▸ **Records to process**:

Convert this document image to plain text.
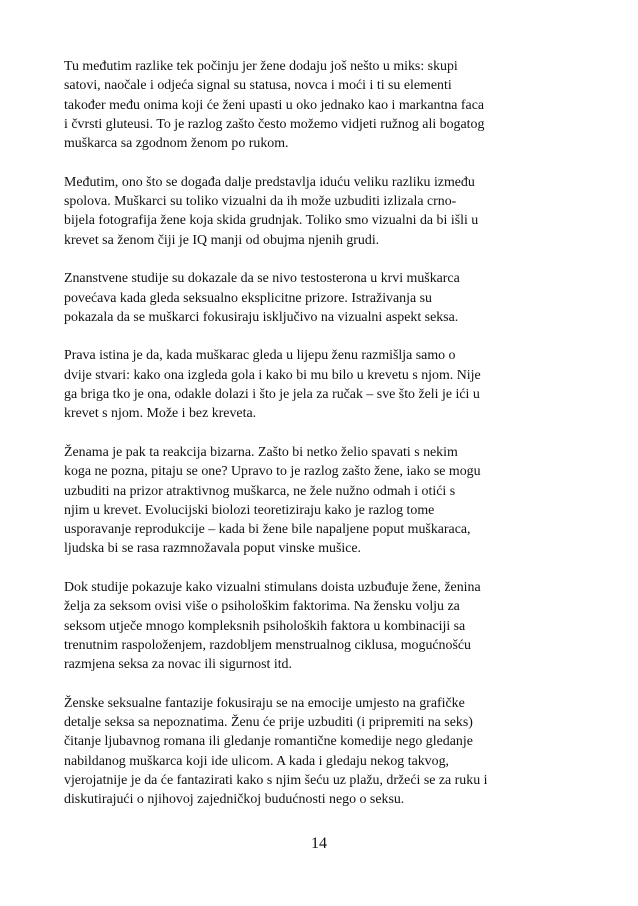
Tu međutim razlike tek počinju jer žene dodaju još nešto u miks: skupi
satovi, naočale i odjeća signal su statusa, novca i moći i ti su elementi
također među onima koji će ženi upasti u oko jednako kao i markantna faca
i čvrsti gluteusi. To je razlog zašto često možemo vidjeti ružnog ali bogatog
muškarca sa zgodnom ženom po rukom.

Međutim, ono što se događa dalje predstavlja iduću veliku razliku između
spolova. Muškarci su toliko vizualni da ih može uzbuditi izlizala crno-
bijela fotografija žene koja skida grudnjak. Toliko smo vizualni da bi išli u
krevet sa ženom čiji je IQ manji od obujma njenih grudi.

Znanstvene studije su dokazale da se nivo testosterona u krvi muškarca
povećava kada gleda seksualno eksplicitne prizore. Istraživanja su
pokazala da se muškarci fokusiraju isključivo na vizualni aspekt seksa.

Prava istina je da, kada muškarac gleda u lijepu ženu razmišlja samo o
dvije stvari: kako ona izgleda gola i kako bi mu bilo u krevetu s njom. Nije
ga briga tko je ona, odakle dolazi i što je jela za ručak – sve što želi je ići u
krevet s njom. Može i bez kreveta.

Ženama je pak ta reakcija bizarna. Zašto bi netko želio spavati s nekim
koga ne pozna, pitaju se one? Upravo to je razlog zašto žene, iako se mogu
uzbuditi na prizor atraktivnog muškarca, ne žele nužno odmah i otići s
njim u krevet. Evolucijski biolozi teoretiziraju kako je razlog tome
usporavanje reprodukcije – kada bi žene bile napaljene poput muškaraca,
ljudska bi se rasa razmnožavala poput vinske mušice.

Dok studije pokazuje kako vizualni stimulans doista uzbuđuje žene, ženina
želja za seksom ovisi više o psihološkim faktorima. Na žensku volju za
seksom utječe mnogo kompleksnih psiholoških faktora u kombinaciji sa
trenutnim raspoloženjem, razdobljem menstrualnog ciklusa, mogućnošću
razmjena seksa za novac ili sigurnost itd.

Ženske seksualne fantazije fokusiraju se na emocije umjesto na grafičke
detalje seksa sa nepoznatima. Ženu će prije uzbuditi (i pripremiti na seks)
čitanje ljubavnog romana ili gledanje romantične komedije nego gledanje
nabildanog muškarca koji ide ulicom. A kada i gledaju nekog takvog,
vjerojatnije je da će fantazirati kako s njim šeću uz plažu, držeći se za ruku i
diskutirajući o njihovoj zajedničkoj budućnosti nego o seksu.

14
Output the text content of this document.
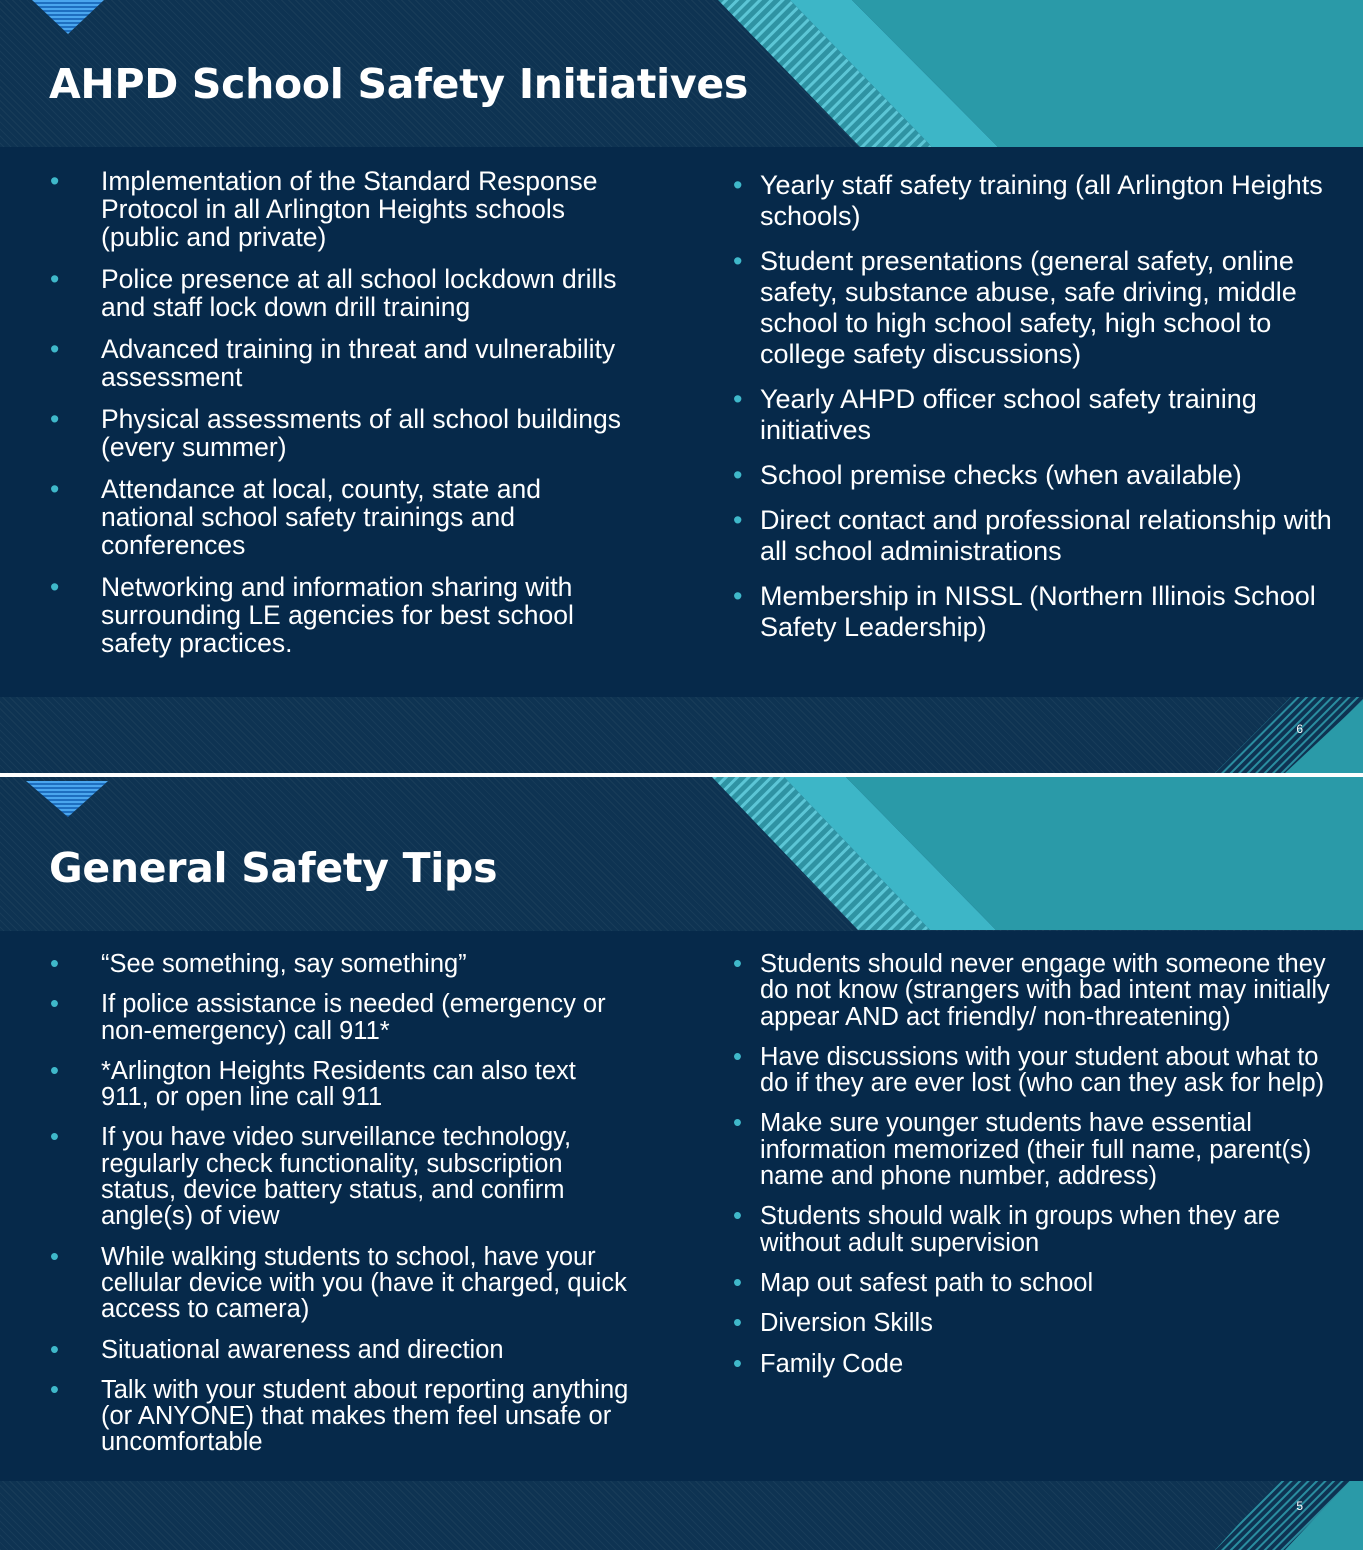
AHPD School Safety Initiatives
• Implementation of the Standard Response Protocol in all Arlington Heights schools (public and private)
• Police presence at all school lockdown drills and staff lock down drill training
• Advanced training in threat and vulnerability assessment
• Physical assessments of all school buildings (every summer)
• Attendance at local, county, state and national school safety trainings and conferences
• Networking and information sharing with surrounding LE agencies for best school safety practices.
• Yearly staff safety training (all Arlington Heights schools)
• Student presentations (general safety, online safety, substance abuse, safe driving, middle school to high school safety, high school to college safety discussions)
• Yearly AHPD officer school safety training initiatives
• School premise checks (when available)
• Direct contact and professional relationship with all school administrations
• Membership in NISSL (Northern Illinois School Safety Leadership)
6
General Safety Tips
• “See something, say something”
• If police assistance is needed (emergency or non-emergency) call 911*
• *Arlington Heights Residents can also text 911, or open line call 911
• If you have video surveillance technology, regularly check functionality, subscription status, device battery status, and confirm angle(s) of view
• While walking students to school, have your cellular device with you (have it charged, quick access to camera)
• Situational awareness and direction
• Talk with your student about reporting anything (or ANYONE) that makes them feel unsafe or uncomfortable
• Students should never engage with someone they do not know (strangers with bad intent may initially appear AND act friendly/ non-threatening)
• Have discussions with your student about what to do if they are ever lost (who can they ask for help)
• Make sure younger students have essential information memorized (their full name, parent(s) name and phone number, address)
• Students should walk in groups when they are without adult supervision
• Map out safest path to school
• Diversion Skills
• Family Code
5
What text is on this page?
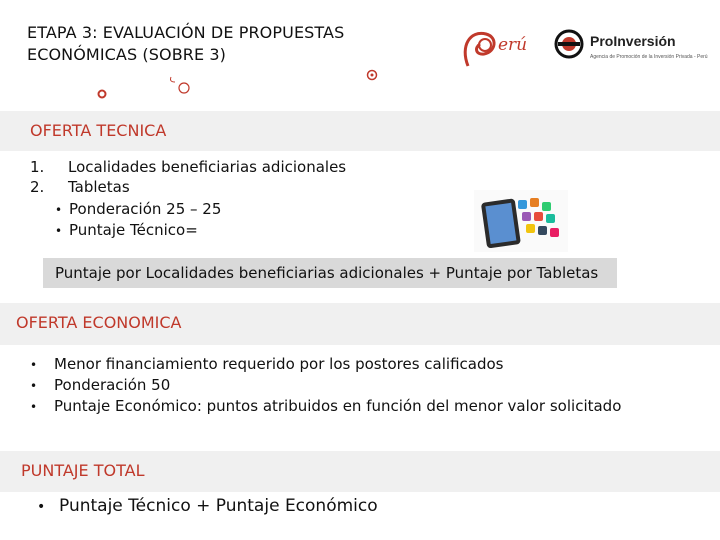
ETAPA 3: EVALUACIÓN DE PROPUESTAS
ECONÓMICAS (SOBRE 3)	erú	ProInversión
Agencia de Promoción de la Inversión Privada - Perú
OFERTA TECNICA
1.	Localidades beneficiarias adicionales
2.	Tabletas
• Ponderación 25 – 25
• Puntaje Técnico=
Puntaje por Localidades beneficiarias adicionales + Puntaje por Tabletas
OFERTA ECONOMICA
• Menor financiamiento requerido por los postores calificados
• Ponderación 50
• Puntaje Económico: puntos atribuidos en función del menor valor solicitado
PUNTAJE TOTAL
• Puntaje Técnico + Puntaje Económico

▸ **What the exercise asks**: Your task is to return the entries above exactly, with no pictures.

▸ **Final result**:
Convert this document image to plain text.
Tu međutim razlike tek počinju jer žene dodaju još nešto u miks: skupi
satovi, naočale i odjeća signal su statusa, novca i moći i ti su elementi
također među onima koji će ženi upasti u oko jednako kao i markantna faca
i čvrsti gluteusi. To je razlog zašto često možemo vidjeti ružnog ali bogatog
muškarca sa zgodnom ženom po rukom.

Međutim, ono što se događa dalje predstavlja iduću veliku razliku između
spolova. Muškarci su toliko vizualni da ih može uzbuditi izlizala crno-
bijela fotografija žene koja skida grudnjak. Toliko smo vizualni da bi išli u
krevet sa ženom čiji je IQ manji od obujma njenih grudi.

Znanstvene studije su dokazale da se nivo testosterona u krvi muškarca
povećava kada gleda seksualno eksplicitne prizore. Istraživanja su
pokazala da se muškarci fokusiraju isključivo na vizualni aspekt seksa.

Prava istina je da, kada muškarac gleda u lijepu ženu razmišlja samo o
dvije stvari: kako ona izgleda gola i kako bi mu bilo u krevetu s njom. Nije
ga briga tko je ona, odakle dolazi i što je jela za ručak – sve što želi je ići u
krevet s njom. Može i bez kreveta.

Ženama je pak ta reakcija bizarna. Zašto bi netko želio spavati s nekim
koga ne pozna, pitaju se one? Upravo to je razlog zašto žene, iako se mogu
uzbuditi na prizor atraktivnog muškarca, ne žele nužno odmah i otići s
njim u krevet. Evolucijski biolozi teoretiziraju kako je razlog tome
usporavanje reprodukcije – kada bi žene bile napaljene poput muškaraca,
ljudska bi se rasa razmnožavala poput vinske mušice.

Dok studije pokazuje kako vizualni stimulans doista uzbuđuje žene, ženina
želja za seksom ovisi više o psihološkim faktorima. Na žensku volju za
seksom utječe mnogo kompleksnih psiholoških faktora u kombinaciji sa
trenutnim raspoloženjem, razdobljem menstrualnog ciklusa, mogućnošću
razmjena seksa za novac ili sigurnost itd.

Ženske seksualne fantazije fokusiraju se na emocije umjesto na grafičke
detalje seksa sa nepoznatima. Ženu će prije uzbuditi (i pripremiti na seks)
čitanje ljubavnog romana ili gledanje romantične komedije nego gledanje
nabildanog muškarca koji ide ulicom. A kada i gledaju nekog takvog,
vjerojatnije je da će fantazirati kako s njim šeću uz plažu, držeći se za ruku i
diskutirajući o njihovoj zajedničkoj budućnosti nego o seksu.

14
Output the text content of this document.
AHPD School Safety Initiatives
• Implementation of the Standard Response Protocol in all Arlington Heights schools (public and private)
• Police presence at all school lockdown drills and staff lock down drill training
• Advanced training in threat and vulnerability assessment
• Physical assessments of all school buildings (every summer)
• Attendance at local, county, state and national school safety trainings and conferences
• Networking and information sharing with surrounding LE agencies for best school safety practices.
• Yearly staff safety training (all Arlington Heights schools)
• Student presentations (general safety, online safety, substance abuse, safe driving, middle school to high school safety, high school to college safety discussions)
• Yearly AHPD officer school safety training initiatives
• School premise checks (when available)
• Direct contact and professional relationship with all school administrations
• Membership in NISSL (Northern Illinois School Safety Leadership)
6
General Safety Tips
• “See something, say something”
• If police assistance is needed (emergency or non-emergency) call 911*
• *Arlington Heights Residents can also text 911, or open line call 911
• If you have video surveillance technology, regularly check functionality, subscription status, device battery status, and confirm angle(s) of view
• While walking students to school, have your cellular device with you (have it charged, quick access to camera)
• Situational awareness and direction
• Talk with your student about reporting anything (or ANYONE) that makes them feel unsafe or uncomfortable
• Students should never engage with someone they do not know (strangers with bad intent may initially appear AND act friendly/ non-threatening)
• Have discussions with your student about what to do if they are ever lost (who can they ask for help)
• Make sure younger students have essential information memorized (their full name, parent(s) name and phone number, address)
• Students should walk in groups when they are without adult supervision
• Map out safest path to school
• Diversion Skills
• Family Code
5
What text is on this page?
ETAPA 3: EVALUACIÓN DE PROPUESTAS
ECONÓMICAS (SOBRE 3)	erú	ProInversión
Agencia de Promoción de la Inversión Privada - Perú
OFERTA TECNICA
1.	Localidades beneficiarias adicionales
2.	Tabletas
• Ponderación 25 – 25
• Puntaje Técnico=
Puntaje por Localidades beneficiarias adicionales + Puntaje por Tabletas
OFERTA ECONOMICA
• Menor financiamiento requerido por los postores calificados
• Ponderación 50
• Puntaje Económico: puntos atribuidos en función del menor valor solicitado
PUNTAJE TOTAL
• Puntaje Técnico + Puntaje Económico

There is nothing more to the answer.